__WRITTEN INSTRUCTION__: Skip the images and copy each record exactly as written.

********

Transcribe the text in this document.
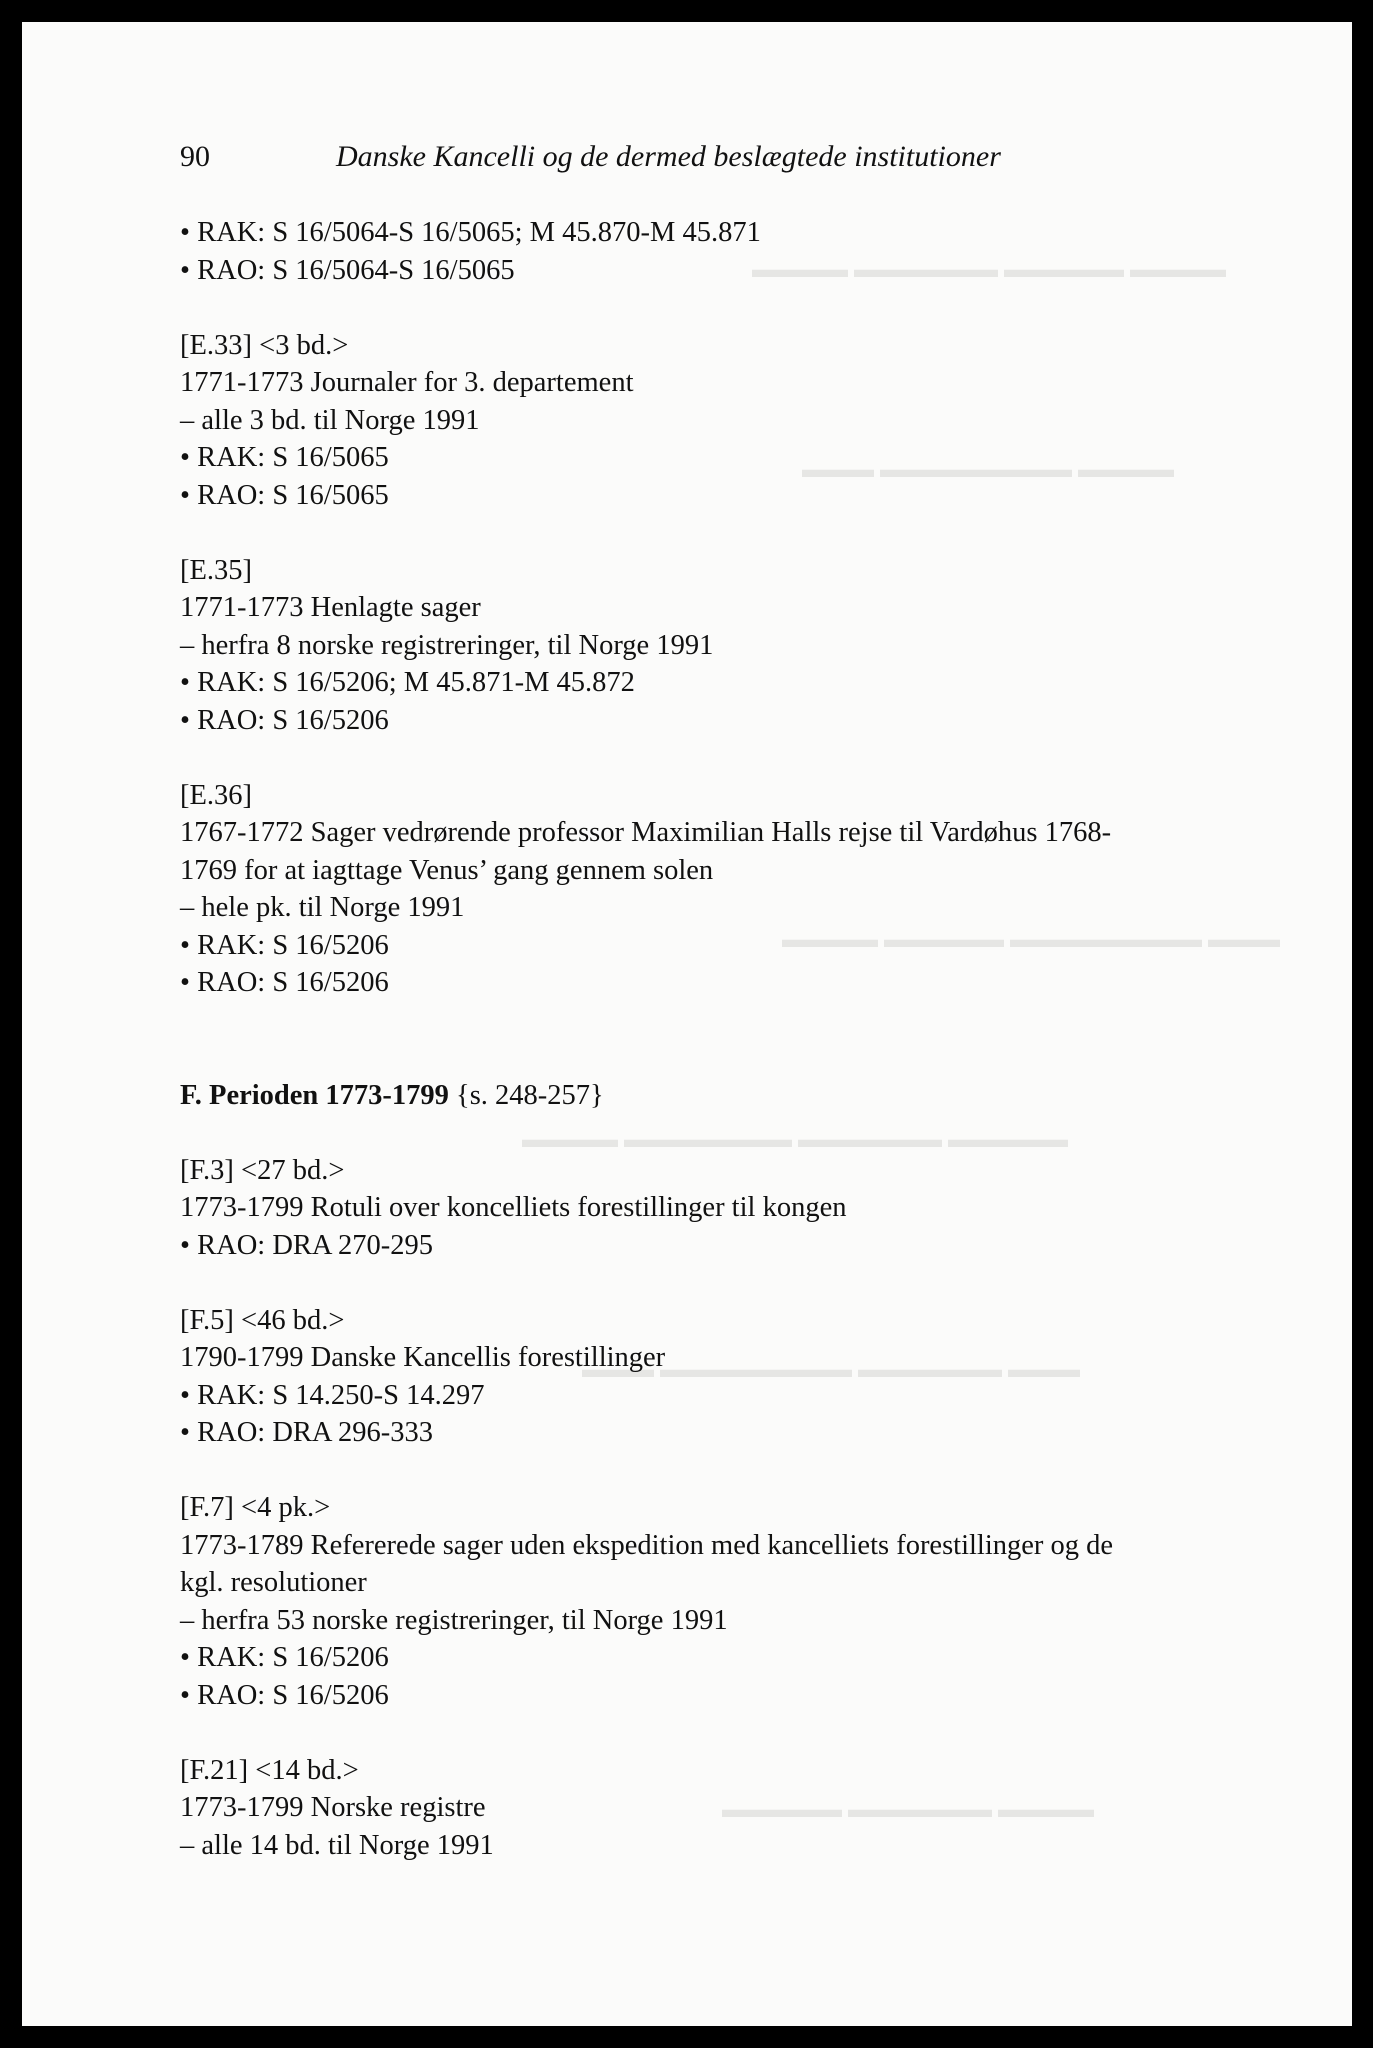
▬▬▬▬ ▬▬▬▬▬▬ ▬▬▬▬▬ ▬▬▬▬
▬▬▬ ▬▬▬▬▬▬▬▬ ▬▬▬▬
▬▬▬▬ ▬▬▬▬▬ ▬▬▬▬▬▬▬▬ ▬▬▬
▬▬▬▬ ▬▬▬▬▬▬▬ ▬▬▬▬▬▬ ▬▬▬▬▬
▬▬▬ ▬▬▬▬▬▬▬▬ ▬▬▬▬▬▬ ▬▬▬
▬▬▬▬▬ ▬▬▬▬▬▬ ▬▬▬▬
90	Danske Kancelli og de dermed beslægtede institutioner
• RAK: S 16/5064-S 16/5065; M 45.870-M 45.871
• RAO: S 16/5064-S 16/5065
[E.33] <3 bd.>
1771-1773 Journaler for 3. departement
– alle 3 bd. til Norge 1991
• RAK: S 16/5065
• RAO: S 16/5065
[E.35]
1771-1773 Henlagte sager
– herfra 8 norske registreringer, til Norge 1991
• RAK: S 16/5206; M 45.871-M 45.872
• RAO: S 16/5206
[E.36]
1767-1772 Sager vedrørende professor Maximilian Halls rejse til Vardøhus 1768-
1769 for at iagttage Venus’ gang gennem solen
– hele pk. til Norge 1991
• RAK: S 16/5206
• RAO: S 16/5206
F. Perioden 1773-1799 {s. 248-257}
[F.3] <27 bd.>
1773-1799 Rotuli over koncelliets forestillinger til kongen
• RAO: DRA 270-295
[F.5] <46 bd.>
1790-1799 Danske Kancellis forestillinger
• RAK: S 14.250-S 14.297
• RAO: DRA 296-333
[F.7] <4 pk.>
1773-1789 Refererede sager uden ekspedition med kancelliets forestillinger og de
kgl. resolutioner
– herfra 53 norske registreringer, til Norge 1991
• RAK: S 16/5206
• RAO: S 16/5206
[F.21] <14 bd.>
1773-1799 Norske registre
– alle 14 bd. til Norge 1991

********

__EXERCISE RESPONSE__:
Transcribe the text in this document.
▬▬▬▬ ▬▬▬▬▬▬ ▬▬▬▬▬ ▬▬▬▬
▬▬▬ ▬▬▬▬▬▬▬▬ ▬▬▬▬
▬▬▬▬ ▬▬▬▬▬ ▬▬▬▬▬▬▬▬ ▬▬▬
▬▬▬▬ ▬▬▬▬▬▬▬ ▬▬▬▬▬▬ ▬▬▬▬▬
▬▬▬ ▬▬▬▬▬▬▬▬ ▬▬▬▬▬▬ ▬▬▬
▬▬▬▬▬ ▬▬▬▬▬▬ ▬▬▬▬
90	Danske Kancelli og de dermed beslægtede institutioner
• RAK: S 16/5064-S 16/5065; M 45.870-M 45.871
• RAO: S 16/5064-S 16/5065
[E.33] <3 bd.>
1771-1773 Journaler for 3. departement
– alle 3 bd. til Norge 1991
• RAK: S 16/5065
• RAO: S 16/5065
[E.35]
1771-1773 Henlagte sager
– herfra 8 norske registreringer, til Norge 1991
• RAK: S 16/5206; M 45.871-M 45.872
• RAO: S 16/5206
[E.36]
1767-1772 Sager vedrørende professor Maximilian Halls rejse til Vardøhus 1768-
1769 for at iagttage Venus’ gang gennem solen
– hele pk. til Norge 1991
• RAK: S 16/5206
• RAO: S 16/5206
F. Perioden 1773-1799 {s. 248-257}
[F.3] <27 bd.>
1773-1799 Rotuli over koncelliets forestillinger til kongen
• RAO: DRA 270-295
[F.5] <46 bd.>
1790-1799 Danske Kancellis forestillinger
• RAK: S 14.250-S 14.297
• RAO: DRA 296-333
[F.7] <4 pk.>
1773-1789 Refererede sager uden ekspedition med kancelliets forestillinger og de
kgl. resolutioner
– herfra 53 norske registreringer, til Norge 1991
• RAK: S 16/5206
• RAO: S 16/5206
[F.21] <14 bd.>
1773-1799 Norske registre
– alle 14 bd. til Norge 1991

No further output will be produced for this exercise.